'''

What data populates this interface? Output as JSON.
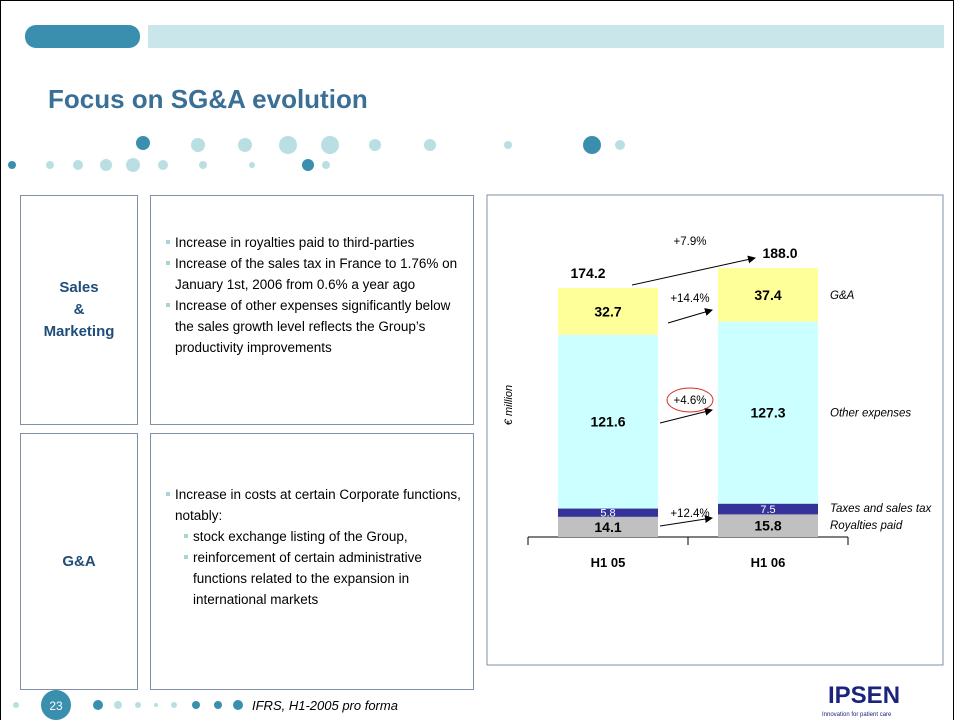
{
  "title": "Focus on SG&A evolution",
  "sections": [
    {
      "label_lines": [
        "Sales",
        "&",
        "Marketing"
      ],
      "bullets": [
        {
          "text": "Increase in royalties paid to third-parties"
        },
        {
          "text": "Increase of the sales tax in France to 1.76% on January 1st, 2006 from 0.6% a year ago"
        },
        {
          "text": "Increase of other expenses significantly below the sales growth level reflects the Group’s productivity improvements"
        }
      ]
    },
    {
      "label_lines": [
        "G&A"
      ],
      "bullets": [
        {
          "text": "Increase in costs at certain Corporate functions, notably:",
          "sub": [
            "stock exchange listing of the Group,",
            "reinforcement of certain administrative functions related to the expansion in international markets"
          ]
        }
      ]
    }
  ],
  "footer": {
    "page": "23",
    "note": "IFRS, H1-2005 pro forma",
    "logo": "IPSEN",
    "tagline": "Innovation for patient care"
  },
  "chart_data": {
    "type": "stacked_bar",
    "y_label": "€ million",
    "categories": [
      "H1 05",
      "H1 06"
    ],
    "series": [
      {
        "name": "Royalties paid",
        "color": "#c0c0c0",
        "values": [
          14.1,
          15.8
        ]
      },
      {
        "name": "Taxes and sales tax",
        "color": "#33339a",
        "values": [
          5.8,
          7.5
        ]
      },
      {
        "name": "Other expenses",
        "color": "#ccffff",
        "values": [
          121.6,
          127.3
        ]
      },
      {
        "name": "G&A",
        "color": "#ffff99",
        "values": [
          32.7,
          37.4
        ]
      }
    ],
    "totals": [
      174.2,
      188
    ],
    "total_labels": [
      "174.2",
      "188.0"
    ],
    "annotations": [
      "+7.9%",
      "+14.4%",
      "+4.6%",
      "+12.4%"
    ]
  }
}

'''

Reproduce the material above verbatim; omit every picture.

# Task output:
What data populates this interface? Output as JSON.
{
  "title": "Focus on SG&A evolution",
  "sections": [
    {
      "label_lines": [
        "Sales",
        "&",
        "Marketing"
      ],
      "bullets": [
        {
          "text": "Increase in royalties paid to third-parties"
        },
        {
          "text": "Increase of the sales tax in France to 1.76% on January 1st, 2006 from 0.6% a year ago"
        },
        {
          "text": "Increase of other expenses significantly below the sales growth level reflects the Group’s productivity improvements"
        }
      ]
    },
    {
      "label_lines": [
        "G&A"
      ],
      "bullets": [
        {
          "text": "Increase in costs at certain Corporate functions, notably:",
          "sub": [
            "stock exchange listing of the Group,",
            "reinforcement of certain administrative functions related to the expansion in international markets"
          ]
        }
      ]
    }
  ],
  "footer": {
    "page": "23",
    "note": "IFRS, H1-2005 pro forma",
    "logo": "IPSEN",
    "tagline": "Innovation for patient care"
  },
  "chart_data": {
    "type": "stacked_bar",
    "y_label": "€ million",
    "categories": [
      "H1 05",
      "H1 06"
    ],
    "series": [
      {
        "name": "Royalties paid",
        "color": "#c0c0c0",
        "values": [
          14.1,
          15.8
        ]
      },
      {
        "name": "Taxes and sales tax",
        "color": "#33339a",
        "values": [
          5.8,
          7.5
        ]
      },
      {
        "name": "Other expenses",
        "color": "#ccffff",
        "values": [
          121.6,
          127.3
        ]
      },
      {
        "name": "G&A",
        "color": "#ffff99",
        "values": [
          32.7,
          37.4
        ]
      }
    ],
    "totals": [
      174.2,
      188
    ],
    "total_labels": [
      "174.2",
      "188.0"
    ],
    "annotations": [
      "+7.9%",
      "+14.4%",
      "+4.6%",
      "+12.4%"
    ]
  }
}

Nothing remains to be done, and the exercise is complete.